*WORK TO DO*. Using the listing below, select the lines with the word "shown" and copy them.

++++++++++

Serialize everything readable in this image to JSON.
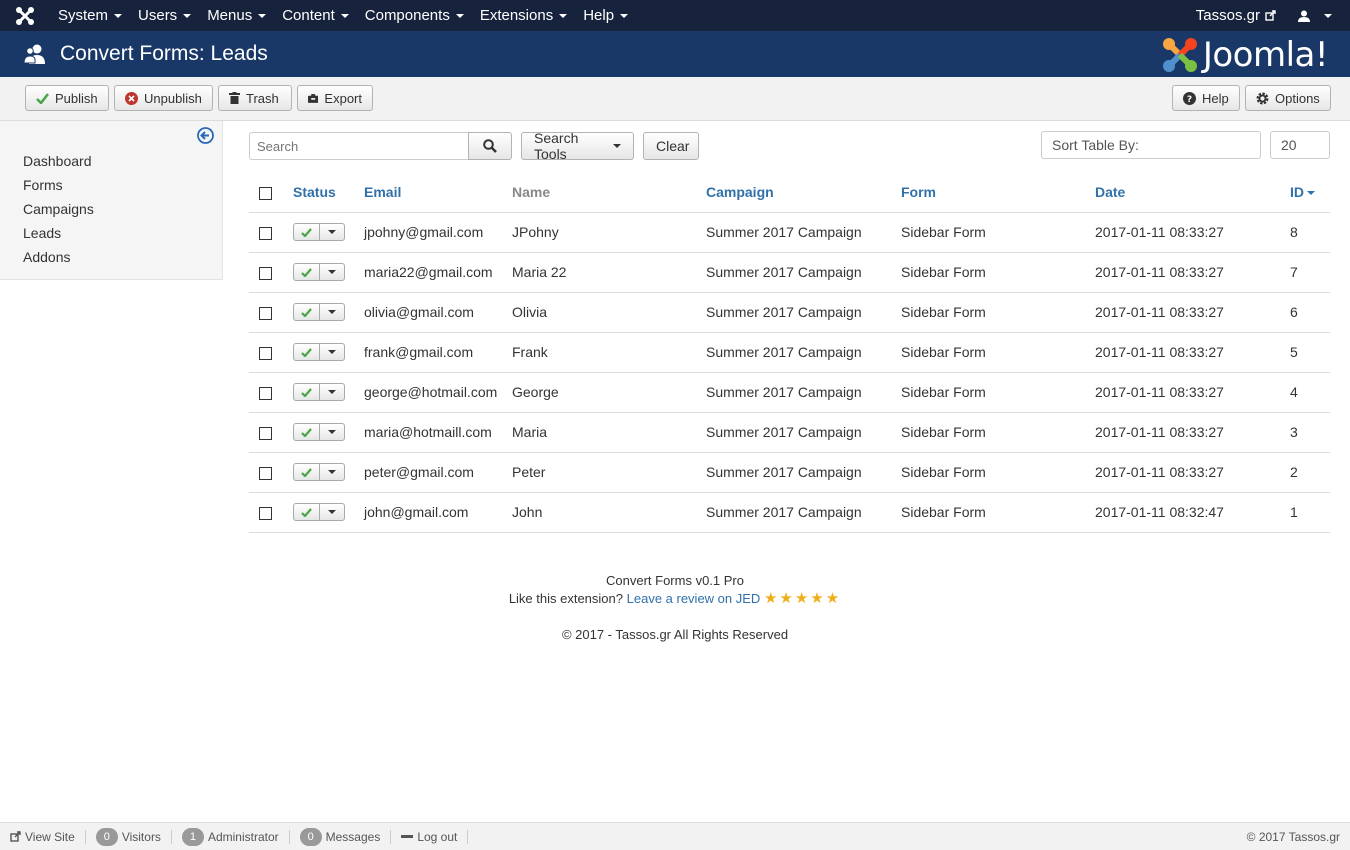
{
  "topnav": {
    "menu": [
      "System",
      "Users",
      "Menus",
      "Content",
      "Components",
      "Extensions",
      "Help"
    ],
    "site_name": "Tassos.gr"
  },
  "header": {
    "title": "Convert Forms: Leads",
    "logo_text": "Joomla!"
  },
  "toolbar": {
    "publish": "Publish",
    "unpublish": "Unpublish",
    "trash": "Trash",
    "export": "Export",
    "help": "Help",
    "options": "Options"
  },
  "sidebar": {
    "items": [
      "Dashboard",
      "Forms",
      "Campaigns",
      "Leads",
      "Addons"
    ]
  },
  "filters": {
    "search_placeholder": "Search",
    "search_tools": "Search Tools",
    "clear": "Clear",
    "sort_placeholder": "Sort Table By:",
    "limit": "20"
  },
  "table": {
    "headers": {
      "status": "Status",
      "email": "Email",
      "name": "Name",
      "campaign": "Campaign",
      "form": "Form",
      "date": "Date",
      "id": "ID"
    },
    "rows": [
      {
        "email": "jpohny@gmail.com",
        "name": "JPohny",
        "campaign": "Summer 2017 Campaign",
        "form": "Sidebar Form",
        "date": "2017-01-11 08:33:27",
        "id": "8"
      },
      {
        "email": "maria22@gmail.com",
        "name": "Maria 22",
        "campaign": "Summer 2017 Campaign",
        "form": "Sidebar Form",
        "date": "2017-01-11 08:33:27",
        "id": "7"
      },
      {
        "email": "olivia@gmail.com",
        "name": "Olivia",
        "campaign": "Summer 2017 Campaign",
        "form": "Sidebar Form",
        "date": "2017-01-11 08:33:27",
        "id": "6"
      },
      {
        "email": "frank@gmail.com",
        "name": "Frank",
        "campaign": "Summer 2017 Campaign",
        "form": "Sidebar Form",
        "date": "2017-01-11 08:33:27",
        "id": "5"
      },
      {
        "email": "george@hotmail.com",
        "name": "George",
        "campaign": "Summer 2017 Campaign",
        "form": "Sidebar Form",
        "date": "2017-01-11 08:33:27",
        "id": "4"
      },
      {
        "email": "maria@hotmaill.com",
        "name": "Maria",
        "campaign": "Summer 2017 Campaign",
        "form": "Sidebar Form",
        "date": "2017-01-11 08:33:27",
        "id": "3"
      },
      {
        "email": "peter@gmail.com",
        "name": "Peter",
        "campaign": "Summer 2017 Campaign",
        "form": "Sidebar Form",
        "date": "2017-01-11 08:33:27",
        "id": "2"
      },
      {
        "email": "john@gmail.com",
        "name": "John",
        "campaign": "Summer 2017 Campaign",
        "form": "Sidebar Form",
        "date": "2017-01-11 08:32:47",
        "id": "1"
      }
    ]
  },
  "ext_footer": {
    "version": "Convert Forms v0.1 Pro",
    "like_text": "Like this extension?",
    "review_link": "Leave a review on JED",
    "copyright": "© 2017 - Tassos.gr All Rights Reserved"
  },
  "statusbar": {
    "view_site": "View Site",
    "visitors_count": "0",
    "visitors_label": "Visitors",
    "admin_count": "1",
    "admin_label": "Administrator",
    "messages_count": "0",
    "messages_label": "Messages",
    "logout": "Log out",
    "copyright": "© 2017 Tassos.gr"
  },
  "colors": {
    "navbar": "#17233c",
    "header": "#1a3867",
    "link": "#3071a9",
    "check": "#46a546",
    "unpublish": "#bd362f",
    "star": "#f0ad1a"
  }
}
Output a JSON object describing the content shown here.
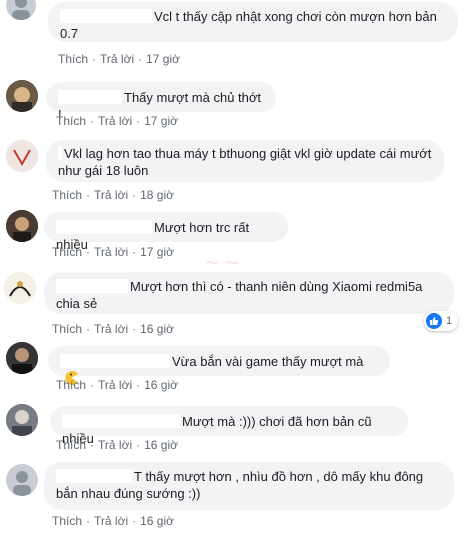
{
  "actions": {
    "like": "Thích",
    "reply": "Trả lời",
    "sep": "·"
  },
  "comments": [
    {
      "text": "Vcl t thấy cập nhật xong chơi còn mượn hơn bản 0.7",
      "time": "17 giờ"
    },
    {
      "text": "Thấy mượt mà chủ thớt !",
      "time": "17 giờ"
    },
    {
      "text": "Vkl lag hơn tao thua máy t bthuong giật vkl giờ update cái mướt như gái 18 luôn",
      "time": "18 giờ"
    },
    {
      "text": "Mượt hơn trc rất nhiều",
      "time": "17 giờ"
    },
    {
      "text": "Mượt hơn thì có - thanh niên dùng Xiaomi redmi5a chia sẻ",
      "time": "16 giờ",
      "reaction_count": "1"
    },
    {
      "text": "Vừa bắn vài game thấy mượt mà",
      "time": "16 giờ"
    },
    {
      "text": "Mượt mà :))) chơi đã hơn bản cũ nhiều",
      "time": "16 giờ"
    },
    {
      "text": "T thấy mượt hơn , nhìu đồ hơn , dô mấy khu đông bắn nhau đúng sướng :))",
      "time": "16 giờ"
    }
  ],
  "colors": {
    "bubble": "#f2f3f5",
    "action_text": "#606770",
    "like_blue": "#1877f2"
  }
}
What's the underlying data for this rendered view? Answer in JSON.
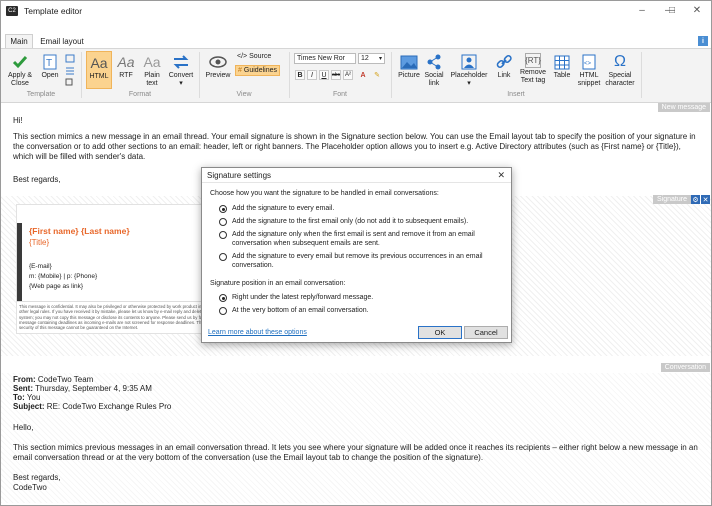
{
  "window": {
    "title": "Template editor",
    "icon": "C2"
  },
  "tabs": [
    "Main",
    "Email layout"
  ],
  "ribbon": {
    "apply_close": "Apply & Close",
    "open": "Open",
    "html": "HTML",
    "rtf": "RTF",
    "plain": "Plain text",
    "convert": "Convert",
    "preview": "Preview",
    "source": "</> Source",
    "guidelines": "Guidelines",
    "font_name": "Times New Ror",
    "font_size": "12",
    "picture": "Picture",
    "social": "Social link",
    "placeholder": "Placeholder",
    "link": "Link",
    "remove_tag": "Remove Text tag",
    "table": "Table",
    "html_snippet": "HTML snippet",
    "special": "Special character",
    "groups": [
      "Template",
      "Format",
      "View",
      "Font",
      "Insert"
    ]
  },
  "labels": {
    "new_message": "New message",
    "signature": "Signature",
    "conversation": "Conversation"
  },
  "message": {
    "greeting": "Hi!",
    "body": "This section mimics a new message in an email thread. Your email signature is shown in the Signature section below. You can use the Email layout tab to specify the position of your signature in the conversation or to add other sections to an email: header, left or right banners. The Placeholder option allows you to insert e.g. Active Directory attributes (such as {First name} or {Title}), which will be filled with sender's data.",
    "regards": "Best regards,"
  },
  "signature": {
    "name": "{First name} {Last name}",
    "title": "{Title}",
    "email": "{E-mail}",
    "phones": "m: {Mobile} | p: {Phone}",
    "web": "{Web page as link}",
    "disclaimer": "This message is confidential. It may also be privileged or otherwise protected by work product immunity or other legal rules. If you have received it by mistake, please let us know by e-mail reply and delete it from your system; you may not copy this message or disclose its contents to anyone. Please send us by fax any message containing deadlines as incoming e-mails are not screened for response deadlines. The integrity and security of this message cannot be guaranteed on the Internet."
  },
  "dialog": {
    "title": "Signature settings",
    "question1": "Choose how you want the signature to be handled in email conversations:",
    "options1": [
      "Add the signature to every email.",
      "Add the signature to the first email only (do not add it to subsequent emails).",
      "Add the signature only when the first email is sent and remove it from an email conversation when subsequent emails are sent.",
      "Add the signature to every email but remove its previous occurrences in an email conversation."
    ],
    "question2": "Signature position in an email conversation:",
    "options2": [
      "Right under the latest reply/forward message.",
      "At the very bottom of an email conversation."
    ],
    "learn_more": "Learn more about these options",
    "ok": "OK",
    "cancel": "Cancel"
  },
  "conversation": {
    "from_label": "From:",
    "from": "CodeTwo Team",
    "sent_label": "Sent:",
    "sent": "Thursday, September 4, 9:35 AM",
    "to_label": "To:",
    "to": "You",
    "subject_label": "Subject:",
    "subject": "RE: CodeTwo Exchange Rules Pro",
    "hello": "Hello,",
    "body": "This section mimics previous messages in an email conversation thread. It lets you see where your signature will be added once it reaches its recipients – either right below a new message in an email conversation thread or at the very bottom of the conversation (use the Email layout tab to change the position of the signature).",
    "regards": "Best regards,",
    "company": "CodeTwo"
  },
  "colors": {
    "accent": "#e8672a",
    "link": "#1f6fbf",
    "selected": "#fbd38f"
  }
}
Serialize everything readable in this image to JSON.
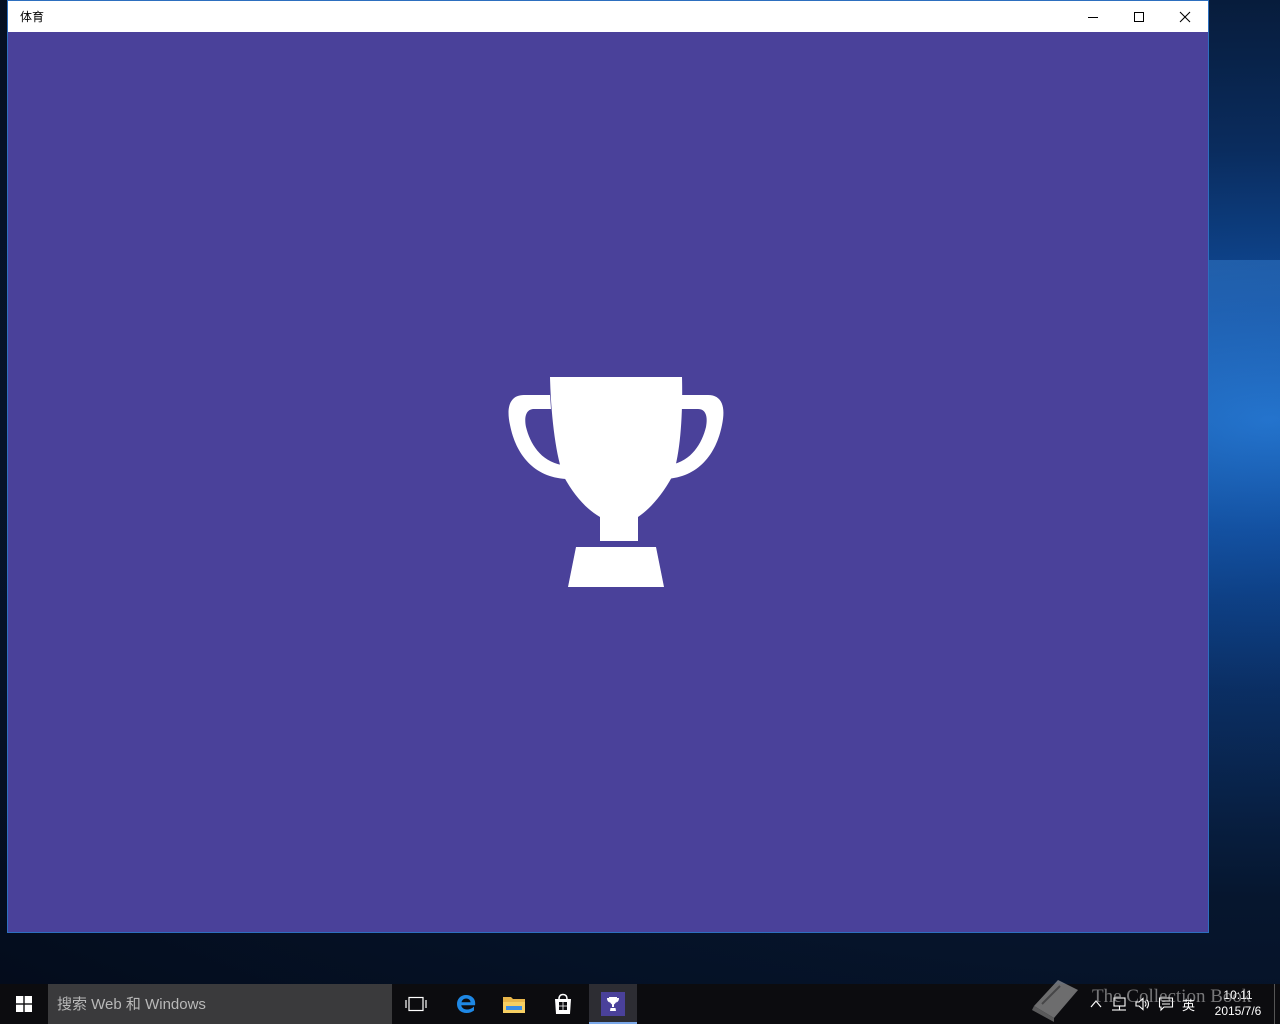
{
  "window": {
    "title": "体育",
    "background_color": "#4a419a",
    "controls": {
      "minimize": "minimize-icon",
      "maximize": "maximize-icon",
      "close": "close-icon"
    },
    "splash_icon": "trophy-icon"
  },
  "taskbar": {
    "search_placeholder": "搜索 Web 和 Windows",
    "pinned": [
      {
        "name": "task-view",
        "icon": "task-view-icon"
      },
      {
        "name": "edge",
        "icon": "edge-icon"
      },
      {
        "name": "file-explorer",
        "icon": "folder-icon"
      },
      {
        "name": "store",
        "icon": "store-icon"
      },
      {
        "name": "sports",
        "icon": "trophy-icon",
        "active": true
      }
    ],
    "tray": {
      "language": "英",
      "time": "10:11",
      "date": "2015/7/6"
    },
    "accent_color": "#7aa7e8"
  },
  "watermark": {
    "text": "The Collection Book"
  }
}
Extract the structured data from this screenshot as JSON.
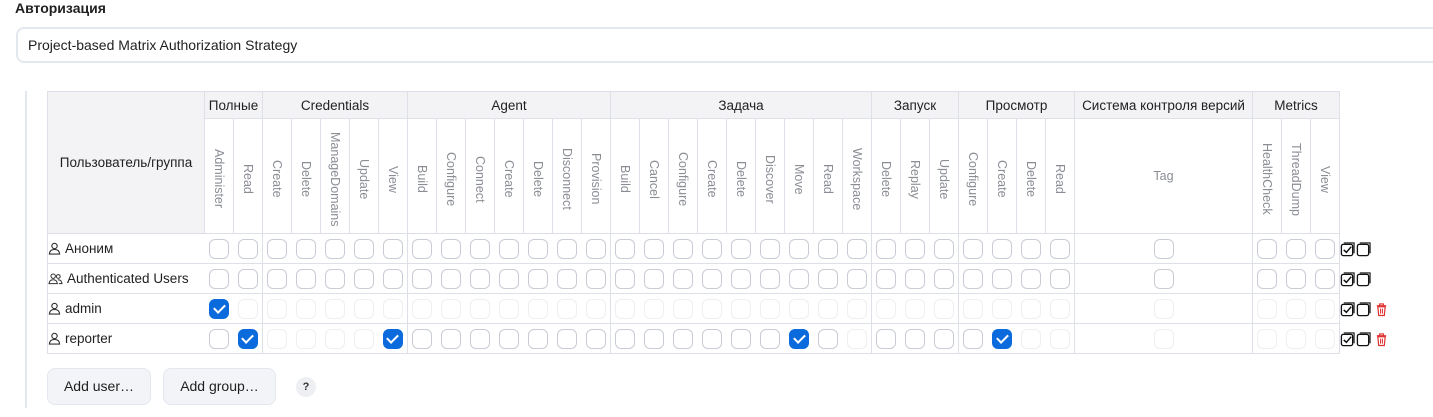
{
  "section": {
    "title": "Авторизация"
  },
  "strategy": {
    "selected": "Project-based Matrix Authorization Strategy"
  },
  "matrix": {
    "user_header": "Пользователь/группа",
    "groups": [
      {
        "label": "Полные",
        "perms": [
          "Administer",
          "Read"
        ]
      },
      {
        "label": "Credentials",
        "perms": [
          "Create",
          "Delete",
          "ManageDomains",
          "Update",
          "View"
        ]
      },
      {
        "label": "Agent",
        "perms": [
          "Build",
          "Configure",
          "Connect",
          "Create",
          "Delete",
          "Disconnect",
          "Provision"
        ]
      },
      {
        "label": "Задача",
        "perms": [
          "Build",
          "Cancel",
          "Configure",
          "Create",
          "Delete",
          "Discover",
          "Move",
          "Read",
          "Workspace"
        ]
      },
      {
        "label": "Запуск",
        "perms": [
          "Delete",
          "Replay",
          "Update"
        ]
      },
      {
        "label": "Просмотр",
        "perms": [
          "Configure",
          "Create",
          "Delete",
          "Read"
        ]
      },
      {
        "label": "Система контроля версий",
        "perms": [
          "Tag"
        ]
      },
      {
        "label": "Metrics",
        "perms": [
          "HealthCheck",
          "ThreadDump",
          "View"
        ]
      }
    ],
    "rows": [
      {
        "name": "Аноним",
        "kind": "user",
        "checked": [],
        "faded": [],
        "deletable": false
      },
      {
        "name": "Authenticated Users",
        "kind": "group",
        "checked": [],
        "faded": [],
        "deletable": false
      },
      {
        "name": "admin",
        "kind": "user",
        "checked": [
          0
        ],
        "faded": "all-except-checked",
        "deletable": true
      },
      {
        "name": "reporter",
        "kind": "user",
        "checked": [
          1,
          6,
          20,
          27
        ],
        "faded": [
          1,
          2,
          3,
          4,
          5,
          6,
          22,
          27,
          28,
          29,
          30,
          31,
          32,
          33,
          34,
          35
        ],
        "deletable": true
      }
    ]
  },
  "buttons": {
    "add_user": "Add user…",
    "add_group": "Add group…",
    "help": "?"
  },
  "colors": {
    "accent": "#0b6bdc",
    "delete": "#e03131",
    "header_bg": "#f3f3f6",
    "border": "#dde0e6"
  }
}
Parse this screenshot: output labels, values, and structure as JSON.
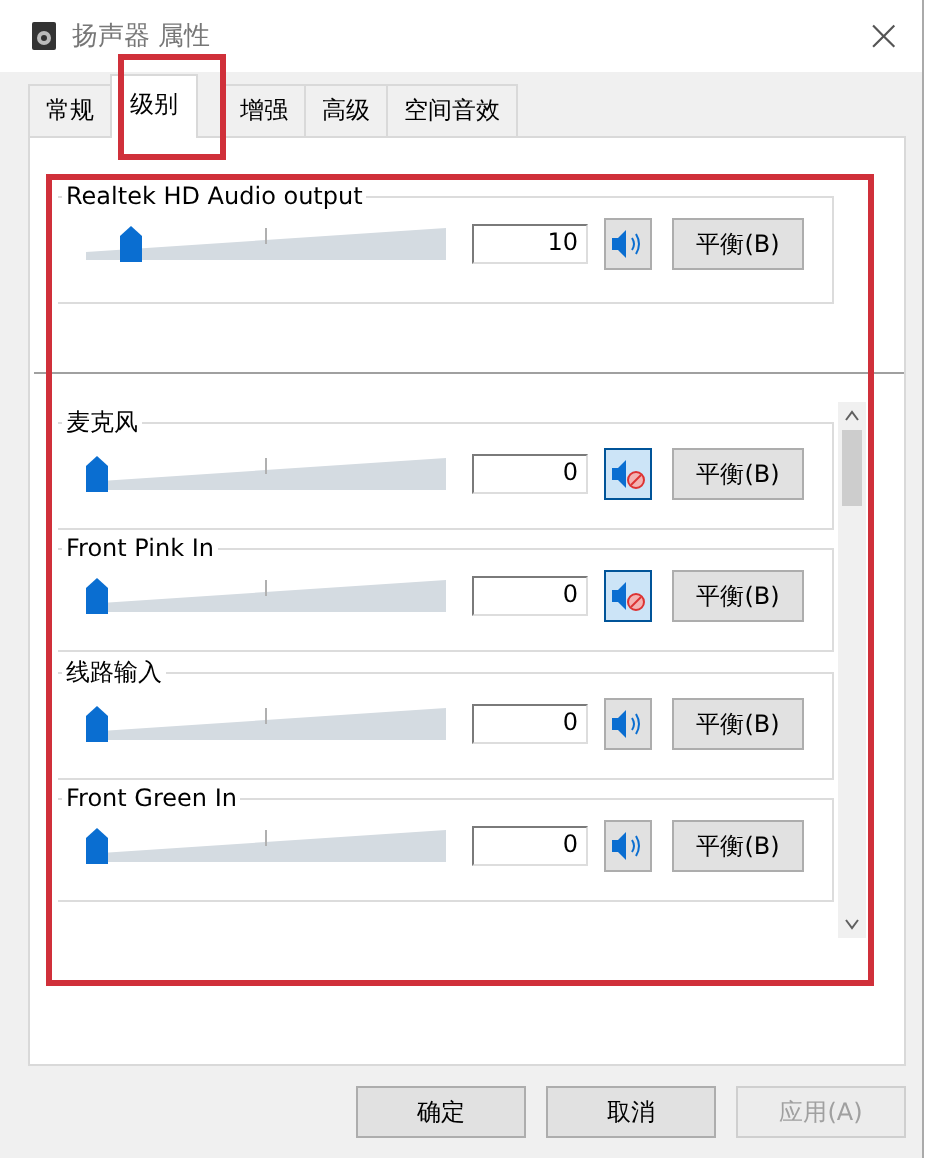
{
  "window": {
    "title": "扬声器 属性",
    "close": "×"
  },
  "tabs": [
    {
      "label": "常规",
      "selected": false
    },
    {
      "label": "级别",
      "selected": true
    },
    {
      "label": "增强",
      "selected": false
    },
    {
      "label": "高级",
      "selected": false
    },
    {
      "label": "空间音效",
      "selected": false
    }
  ],
  "main_channel": {
    "name": "Realtek HD Audio output",
    "level": 0.1,
    "reading": "10",
    "muted": false,
    "balance": "平衡(B)"
  },
  "channels": [
    {
      "name": "麦克风",
      "level": 0,
      "reading": "0",
      "muted": true,
      "balance": "平衡(B)"
    },
    {
      "name": "Front Pink In",
      "level": 0,
      "reading": "0",
      "muted": true,
      "balance": "平衡(B)"
    },
    {
      "name": "线路输入",
      "level": 0,
      "reading": "0",
      "muted": false,
      "balance": "平衡(B)"
    },
    {
      "name": "Front Green In",
      "level": 0,
      "reading": "0",
      "muted": false,
      "balance": "平衡(B)"
    }
  ],
  "buttons": [
    {
      "label": "确定",
      "disabled": false
    },
    {
      "label": "取消",
      "disabled": false
    },
    {
      "label": "应用(A)",
      "disabled": true
    }
  ]
}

++++++++++

*RESULT OF THIS EXERCISE*.
Output a JSON object describing the content shown here.
    "body": "This section mimics a new message in an email thread. Your email signature is shown in the Signature section below. You can use the Email layout tab to specify the position of your signature in the conversation or to add other sections to an email: header, left or right banners. The Placeholder option allows you to insert e.g. Active Directory attributes (such as {First name} or {Title}), which will be filled with sender's data.",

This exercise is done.